« Partout, dans un monde qui se brunit, les pouvoirs en place n’hésitent plus à utiliser des termes pour leur faire dire l’inverse de leur sens. »
Pauline Mussche et Pierre Jequier-Zalc publie un article le 9 mai 2025 sur le site de Politis. S’appuyant sur de nombreux ouvrages de références les journalistes parcourent le sujet, ce que je vais faire aussi en synthétisant.
Imaginez. Un des plus éminents chercheurs français sur le nazisme invité d’un média de gauche pour devoir expliquer que non, Hitler n’était ni de gauche ni communiste. Une mauvaise blague ? Pas vraiment. Johann Chapoutot a, en effet, dû rappeler ces faits élémentaires chez nos confrères de L’Humanité, après qu’Elon Musk, homme fort du nouveau pouvoir trumpiste aux États-Unis, a validé les dires d’une candidate de l’AfD, parti d’extrême droite allemande, affirmant sans sourciller qu’Adolf Hitler était communiste !!!
IL s’agit de profondément détourner le sens de mots, de concepts. Le fascisme devient alors de gauche. Le dictateur, un démocrate. Militer, un crime. « Aujourd’hui, le terme ‘militant’ est devenu un outil de criminalisation, observe Johan Faerber, docteur en littérature et récent auteur de Militer, verbe sale de l’époque (Autrement, 2024). Le chercheur cite, par exemple, le terme d’écoterroristes.
Youlie Yamamoto, porte-parole d’Attac, s’insurge : « Les écologistes seraient des écoterroristes, les révoltés des quartiers ou des territoires ultramarins, des émeutiers, les soutiens au peuple palestinien feraient l’apologie du terrorisme, les féministes seraient des féminazies, les antifascistes des fascistes, et les syndicalistes des preneurs d’otages. »
Autres lectures Philippe Corcuff. auteur de La Grande Confusion. Comment l’extrême droite gagne la bataille des idées (Textuel, 2021), ou encore Olivier Mannoni, auteur de l’ouvrage Coulée brune. Comment le fascisme inonde notre langue (Eloise d’Ormesson, 2024), .Pour eux ce qui a permis aux termes d’extrême droite de se diffuser, c’est la « triangulation ». « C’est-à-dire le fait de reprendre leurs idées, leur vocabulaire, et se les approprier. C’est ce que Sarkozy a fait face au FN. »

> **Problème posé 1**
Recopiez le passage du texte sur le détournement des mots qui va de « Imaginez. Un des » jusqu'à « était communiste !!! » inclus.
> **Problème posé 2**
D'après le texte sur le détournement des mots, à quelle date l'article de Pauline Mussche et Pierre Jequier-Zalc a-t-il paru sur le site de Politis ?

Listes de régions et d'étiquettes:

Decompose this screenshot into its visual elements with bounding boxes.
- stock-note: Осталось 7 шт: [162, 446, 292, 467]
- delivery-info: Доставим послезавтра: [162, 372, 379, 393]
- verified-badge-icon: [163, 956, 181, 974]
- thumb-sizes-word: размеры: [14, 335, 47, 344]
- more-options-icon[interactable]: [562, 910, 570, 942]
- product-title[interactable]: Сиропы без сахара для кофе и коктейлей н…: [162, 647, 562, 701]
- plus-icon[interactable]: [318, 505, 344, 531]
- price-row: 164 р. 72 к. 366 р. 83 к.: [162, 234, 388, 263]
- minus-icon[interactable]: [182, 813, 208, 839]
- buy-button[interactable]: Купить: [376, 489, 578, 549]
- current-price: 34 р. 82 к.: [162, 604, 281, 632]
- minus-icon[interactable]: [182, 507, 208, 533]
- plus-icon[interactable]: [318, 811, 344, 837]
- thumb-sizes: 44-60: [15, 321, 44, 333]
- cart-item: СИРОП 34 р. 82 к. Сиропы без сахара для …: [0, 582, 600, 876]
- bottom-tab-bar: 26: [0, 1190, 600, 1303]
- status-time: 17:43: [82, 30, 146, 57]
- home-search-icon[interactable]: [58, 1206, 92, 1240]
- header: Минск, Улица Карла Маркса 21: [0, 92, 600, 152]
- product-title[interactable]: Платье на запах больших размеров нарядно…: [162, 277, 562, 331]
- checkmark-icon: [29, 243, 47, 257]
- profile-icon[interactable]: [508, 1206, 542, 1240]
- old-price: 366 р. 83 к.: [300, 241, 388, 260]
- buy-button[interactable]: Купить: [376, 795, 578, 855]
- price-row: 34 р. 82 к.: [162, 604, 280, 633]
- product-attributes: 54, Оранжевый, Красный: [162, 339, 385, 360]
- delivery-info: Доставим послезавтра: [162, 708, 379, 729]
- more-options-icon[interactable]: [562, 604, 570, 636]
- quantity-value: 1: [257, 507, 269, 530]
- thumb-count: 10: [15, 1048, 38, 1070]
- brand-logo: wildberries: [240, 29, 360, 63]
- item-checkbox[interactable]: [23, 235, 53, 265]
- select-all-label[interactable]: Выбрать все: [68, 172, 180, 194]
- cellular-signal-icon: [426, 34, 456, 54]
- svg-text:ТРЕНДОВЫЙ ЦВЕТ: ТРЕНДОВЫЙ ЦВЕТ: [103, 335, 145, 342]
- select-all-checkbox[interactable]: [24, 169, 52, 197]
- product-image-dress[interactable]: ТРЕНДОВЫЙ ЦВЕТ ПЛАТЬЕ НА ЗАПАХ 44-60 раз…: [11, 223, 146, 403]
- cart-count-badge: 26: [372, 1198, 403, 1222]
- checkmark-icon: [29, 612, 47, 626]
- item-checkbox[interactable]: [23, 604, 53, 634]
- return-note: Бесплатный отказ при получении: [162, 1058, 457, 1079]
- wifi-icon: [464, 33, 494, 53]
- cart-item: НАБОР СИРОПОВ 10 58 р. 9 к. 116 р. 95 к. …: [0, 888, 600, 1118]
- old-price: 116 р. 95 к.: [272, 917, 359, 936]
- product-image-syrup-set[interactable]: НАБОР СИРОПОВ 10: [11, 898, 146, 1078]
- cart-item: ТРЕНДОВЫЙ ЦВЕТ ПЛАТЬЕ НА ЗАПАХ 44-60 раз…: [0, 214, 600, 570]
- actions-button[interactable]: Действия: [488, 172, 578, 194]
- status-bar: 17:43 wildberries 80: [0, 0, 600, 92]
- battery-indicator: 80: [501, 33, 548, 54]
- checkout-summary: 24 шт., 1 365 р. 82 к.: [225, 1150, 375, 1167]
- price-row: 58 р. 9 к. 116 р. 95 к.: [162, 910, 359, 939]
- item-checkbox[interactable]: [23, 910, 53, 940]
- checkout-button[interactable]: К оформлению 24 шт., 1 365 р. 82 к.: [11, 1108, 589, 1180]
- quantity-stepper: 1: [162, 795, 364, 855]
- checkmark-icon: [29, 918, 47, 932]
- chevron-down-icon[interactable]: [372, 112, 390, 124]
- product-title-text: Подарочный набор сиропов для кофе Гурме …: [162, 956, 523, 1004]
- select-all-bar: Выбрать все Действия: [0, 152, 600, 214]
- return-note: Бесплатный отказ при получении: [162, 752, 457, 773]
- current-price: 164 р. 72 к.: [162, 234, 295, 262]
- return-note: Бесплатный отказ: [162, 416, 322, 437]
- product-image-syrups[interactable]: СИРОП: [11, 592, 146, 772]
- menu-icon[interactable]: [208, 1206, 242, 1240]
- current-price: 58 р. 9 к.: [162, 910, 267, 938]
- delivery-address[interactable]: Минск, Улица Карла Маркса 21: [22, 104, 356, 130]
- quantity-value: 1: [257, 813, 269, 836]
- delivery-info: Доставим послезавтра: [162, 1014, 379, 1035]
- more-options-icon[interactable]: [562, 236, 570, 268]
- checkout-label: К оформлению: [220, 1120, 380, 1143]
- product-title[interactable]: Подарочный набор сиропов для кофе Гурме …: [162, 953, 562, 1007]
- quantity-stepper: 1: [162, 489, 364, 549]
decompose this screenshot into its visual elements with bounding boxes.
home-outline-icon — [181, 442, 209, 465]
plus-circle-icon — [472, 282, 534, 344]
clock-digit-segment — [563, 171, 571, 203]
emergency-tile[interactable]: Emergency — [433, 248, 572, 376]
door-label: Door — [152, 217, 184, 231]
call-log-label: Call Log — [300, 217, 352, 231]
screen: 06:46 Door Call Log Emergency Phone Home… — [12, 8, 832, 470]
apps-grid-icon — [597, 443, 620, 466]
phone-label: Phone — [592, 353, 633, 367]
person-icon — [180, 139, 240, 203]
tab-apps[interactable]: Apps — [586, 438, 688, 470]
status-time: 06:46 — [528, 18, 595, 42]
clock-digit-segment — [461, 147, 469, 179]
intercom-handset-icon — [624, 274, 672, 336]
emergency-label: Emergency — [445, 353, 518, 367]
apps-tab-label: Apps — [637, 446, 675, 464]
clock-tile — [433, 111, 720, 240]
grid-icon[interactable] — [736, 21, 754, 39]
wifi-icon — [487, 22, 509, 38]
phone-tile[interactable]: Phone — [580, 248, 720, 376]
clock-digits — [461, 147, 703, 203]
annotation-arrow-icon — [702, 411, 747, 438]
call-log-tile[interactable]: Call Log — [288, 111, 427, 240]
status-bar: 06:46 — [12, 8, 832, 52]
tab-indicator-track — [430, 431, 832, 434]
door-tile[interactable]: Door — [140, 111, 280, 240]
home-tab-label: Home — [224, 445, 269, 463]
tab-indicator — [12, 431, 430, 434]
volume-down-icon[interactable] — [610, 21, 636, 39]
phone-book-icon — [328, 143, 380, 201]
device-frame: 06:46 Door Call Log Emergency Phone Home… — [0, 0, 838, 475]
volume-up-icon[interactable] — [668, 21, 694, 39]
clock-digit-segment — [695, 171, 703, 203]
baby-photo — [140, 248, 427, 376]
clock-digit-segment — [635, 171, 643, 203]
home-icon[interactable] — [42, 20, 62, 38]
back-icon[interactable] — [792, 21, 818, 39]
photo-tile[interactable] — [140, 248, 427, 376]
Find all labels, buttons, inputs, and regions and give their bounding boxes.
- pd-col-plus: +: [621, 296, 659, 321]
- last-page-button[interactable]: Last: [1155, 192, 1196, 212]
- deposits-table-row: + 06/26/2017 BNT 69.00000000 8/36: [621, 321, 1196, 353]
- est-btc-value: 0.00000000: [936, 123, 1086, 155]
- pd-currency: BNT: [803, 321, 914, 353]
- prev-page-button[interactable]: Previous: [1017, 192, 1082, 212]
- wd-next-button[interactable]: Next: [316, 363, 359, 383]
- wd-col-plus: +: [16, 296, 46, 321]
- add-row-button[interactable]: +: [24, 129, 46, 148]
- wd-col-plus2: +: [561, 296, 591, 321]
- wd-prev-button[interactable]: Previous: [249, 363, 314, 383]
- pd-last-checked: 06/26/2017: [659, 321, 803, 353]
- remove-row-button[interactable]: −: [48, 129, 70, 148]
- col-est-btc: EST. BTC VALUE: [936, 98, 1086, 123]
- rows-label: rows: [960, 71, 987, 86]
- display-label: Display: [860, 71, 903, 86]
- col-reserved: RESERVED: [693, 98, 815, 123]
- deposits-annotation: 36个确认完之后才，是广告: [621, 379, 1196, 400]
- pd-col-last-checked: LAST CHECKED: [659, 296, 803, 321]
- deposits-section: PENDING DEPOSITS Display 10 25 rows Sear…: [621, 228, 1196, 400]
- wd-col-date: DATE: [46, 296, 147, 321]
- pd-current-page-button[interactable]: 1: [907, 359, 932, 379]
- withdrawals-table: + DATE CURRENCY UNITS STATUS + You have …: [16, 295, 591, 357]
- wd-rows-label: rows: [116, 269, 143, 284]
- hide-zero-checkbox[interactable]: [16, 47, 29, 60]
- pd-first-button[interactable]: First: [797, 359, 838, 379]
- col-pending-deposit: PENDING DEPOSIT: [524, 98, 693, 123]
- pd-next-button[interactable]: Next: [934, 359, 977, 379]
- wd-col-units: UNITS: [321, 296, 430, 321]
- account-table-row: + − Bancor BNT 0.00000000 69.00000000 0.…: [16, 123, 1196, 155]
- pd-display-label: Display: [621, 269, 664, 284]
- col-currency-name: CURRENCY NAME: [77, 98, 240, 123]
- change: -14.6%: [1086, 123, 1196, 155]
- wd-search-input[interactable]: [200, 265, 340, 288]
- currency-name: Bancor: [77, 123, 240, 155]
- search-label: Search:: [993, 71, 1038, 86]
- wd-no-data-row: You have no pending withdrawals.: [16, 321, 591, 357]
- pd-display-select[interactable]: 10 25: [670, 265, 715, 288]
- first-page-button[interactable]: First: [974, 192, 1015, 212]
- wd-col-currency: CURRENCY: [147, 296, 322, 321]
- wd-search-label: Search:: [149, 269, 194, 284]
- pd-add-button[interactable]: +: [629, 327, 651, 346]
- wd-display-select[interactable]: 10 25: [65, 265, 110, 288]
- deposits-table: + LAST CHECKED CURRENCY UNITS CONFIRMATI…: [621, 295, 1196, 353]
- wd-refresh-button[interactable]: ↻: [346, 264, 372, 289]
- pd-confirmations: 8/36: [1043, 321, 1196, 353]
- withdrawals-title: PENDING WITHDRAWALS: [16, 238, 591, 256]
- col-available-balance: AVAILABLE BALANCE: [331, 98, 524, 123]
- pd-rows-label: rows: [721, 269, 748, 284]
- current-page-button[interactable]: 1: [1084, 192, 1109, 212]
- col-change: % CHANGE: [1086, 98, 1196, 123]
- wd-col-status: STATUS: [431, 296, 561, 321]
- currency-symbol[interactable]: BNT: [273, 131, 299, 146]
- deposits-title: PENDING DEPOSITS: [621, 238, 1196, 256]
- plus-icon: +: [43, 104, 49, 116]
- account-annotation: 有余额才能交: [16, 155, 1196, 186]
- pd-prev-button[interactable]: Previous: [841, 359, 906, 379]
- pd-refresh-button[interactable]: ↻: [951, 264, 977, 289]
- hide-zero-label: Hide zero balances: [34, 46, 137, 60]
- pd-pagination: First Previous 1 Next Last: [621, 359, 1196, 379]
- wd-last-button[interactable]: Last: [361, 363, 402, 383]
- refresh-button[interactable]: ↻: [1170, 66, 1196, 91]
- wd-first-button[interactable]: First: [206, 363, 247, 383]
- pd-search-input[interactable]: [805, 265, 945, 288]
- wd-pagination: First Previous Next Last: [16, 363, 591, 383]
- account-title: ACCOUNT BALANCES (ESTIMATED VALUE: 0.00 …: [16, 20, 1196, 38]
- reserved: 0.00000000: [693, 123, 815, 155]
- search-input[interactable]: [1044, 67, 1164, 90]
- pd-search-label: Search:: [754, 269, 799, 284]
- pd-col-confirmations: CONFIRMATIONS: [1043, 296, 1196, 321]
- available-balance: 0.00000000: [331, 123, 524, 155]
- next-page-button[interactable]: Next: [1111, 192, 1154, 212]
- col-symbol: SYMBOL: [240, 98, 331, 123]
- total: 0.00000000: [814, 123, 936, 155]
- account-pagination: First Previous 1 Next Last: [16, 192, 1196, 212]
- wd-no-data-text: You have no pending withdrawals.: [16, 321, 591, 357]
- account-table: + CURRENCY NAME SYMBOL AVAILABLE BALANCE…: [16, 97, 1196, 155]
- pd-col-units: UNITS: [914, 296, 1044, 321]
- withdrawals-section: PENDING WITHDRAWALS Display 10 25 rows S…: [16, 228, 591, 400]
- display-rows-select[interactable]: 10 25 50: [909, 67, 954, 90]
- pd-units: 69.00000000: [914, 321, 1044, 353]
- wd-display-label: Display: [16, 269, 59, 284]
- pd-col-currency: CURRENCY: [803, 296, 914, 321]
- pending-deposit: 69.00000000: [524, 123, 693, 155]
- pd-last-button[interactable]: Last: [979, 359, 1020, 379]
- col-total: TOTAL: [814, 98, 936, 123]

> **Résultat 1**
Imaginez. Un des plus éminents chercheurs français sur le nazisme invité d’un média de gauche pour devoir expliquer que non, Hitler n’était ni de gauche ni communiste. Une mauvaise blague ? Pas vraiment. Johann Chapoutot a, en effet, dû rappeler ces faits élémentaires chez nos confrères de L’Humanité, après qu’Elon Musk, homme fort du nouveau pouvoir trumpiste aux États-Unis, a validé les dires d’une candidate de l’AfD, parti d’extrême droite allemande, affirmant sans sourciller qu’Adolf Hitler était communiste !!!

> **Résultat 2**
Le 9 mai 2025.